EXTRACT PROVIDED: Begin

August 25
Better Than News
Rapunzel: Warrior Princess is a German-American fantasy television series about Rapunzel (Lucy Lawless), an infamous barber-warrior on a quest to seek redemption for her past sins against the innocent by using her formidable battle-hair skills to now help those who are unable to defend themselves.
"This Zimmerman Note's For You" is a secret diplomatic communication issued from the German Foreign Office in January 1917 which was later decrypted and popularized by Neil Young. The message proposes a military alliance between Germany and Mexico if the United States entered World War I against Germany.
The Vitamin King is a 1994 American animated musical health education film about Simba (Swahili for lion), a young lion who is manipulated into thinking he was responsible for his father's malnutrition.
Gwangiworld is an American science fiction Western adventure thriller film directed by A film by Jim O'Connolly and Michael Crichton, and starring James Franciscus, Gila Golan, Richard Benjamin, and James Brolin.
America's Got Talents is a televised American weights and measures competition.
Beyond Plausible
Papal Impact is a 1983 drama-religion film about modern yet devout Pope (Francis) who decides to seek revenge on the criminals who stole his online identity by doxxing them one by one.
Sea-Hulk is a 2022 American animated television series about a young marine biologist (SpongeBob SquarePants) who — due to the bite of a radioactive moray eel — transforms into Sea-Hulk when he becomes sexually aroused.
In Other Words
Tire Fires of the Rich and Famous is an American television series featuring the extravagant tire fires of wealthy entertainers, athletes, socialites, and magnates.
Are You Sure
... that biochemist Hedley Ralph Marston 's research into fallout from the British nuclear tests at Maralinga proved that significant radiation hazards existed at many of the Maralinga sites long after the tests?

EXTRACT PROVIDED: End

- [WORK INSTRUCTION 1] According to the parody page, what kind of competition is America's Got Talents?
- [WORK INSTRUCTION 2] List every section heading that appears under the date on the parody page.
- [WORK INSTRUCTION 3] Go on with the parody page, picking up right after its final line.

DATA EXCERPTS: Begin

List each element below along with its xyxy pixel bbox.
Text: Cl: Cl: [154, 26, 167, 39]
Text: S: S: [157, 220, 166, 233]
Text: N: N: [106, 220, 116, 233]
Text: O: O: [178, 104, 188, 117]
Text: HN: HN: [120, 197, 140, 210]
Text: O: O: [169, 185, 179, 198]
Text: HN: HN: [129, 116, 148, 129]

DATA EXCERPTS: End

- [EXPECTED OUTPUT 1] A televised American weights and measures competition.

- [EXPECTED OUTPUT 2] Better Than News; Beyond Plausible; In Other Words; Are You Sure

- [EXPECTED OUTPUT 3]
Selected Anniversaries
1609: Galileo Galilei demonstrates his first telescope to Venetian lawmakers.
1699: Mathematician and mechanician Charles Étienne Louis Camus born. He will be the author of Cours de mathématiques (Paris, 1766), along with a number of essays on mathematical and mechanical subjects.
1819: inventor, engineer, and chemist James Watt dies. He made major improvements to the steam engine.
1934: Inventor Philo Farnsworth demonstrates his electronic television system to the public at the Franklin Institute in Philadelphia.
1948: The House Un-American Activities Committee holds first-ever televised congressional hearing: "Confrontation Day" between Whittaker Chambers and Alger Hiss.
1965: Biochemist Hedley Ralph Marston dies. Marston's research into fallout from the British nuclear tests at Maralinga proved that significant radiation hazards existed at many of the Maralinga sites long after the tests.
2012: Voyager 1 crossed the heliopause to become the first spacecraft to enter interstellar space and study the interstellar medium.
2016: Polymath George Spencer-Brown dies. Spencer-Brown wrote the unorthodox and influential Laws of Form, calling it the "primary algebra" and the "calculus of indications".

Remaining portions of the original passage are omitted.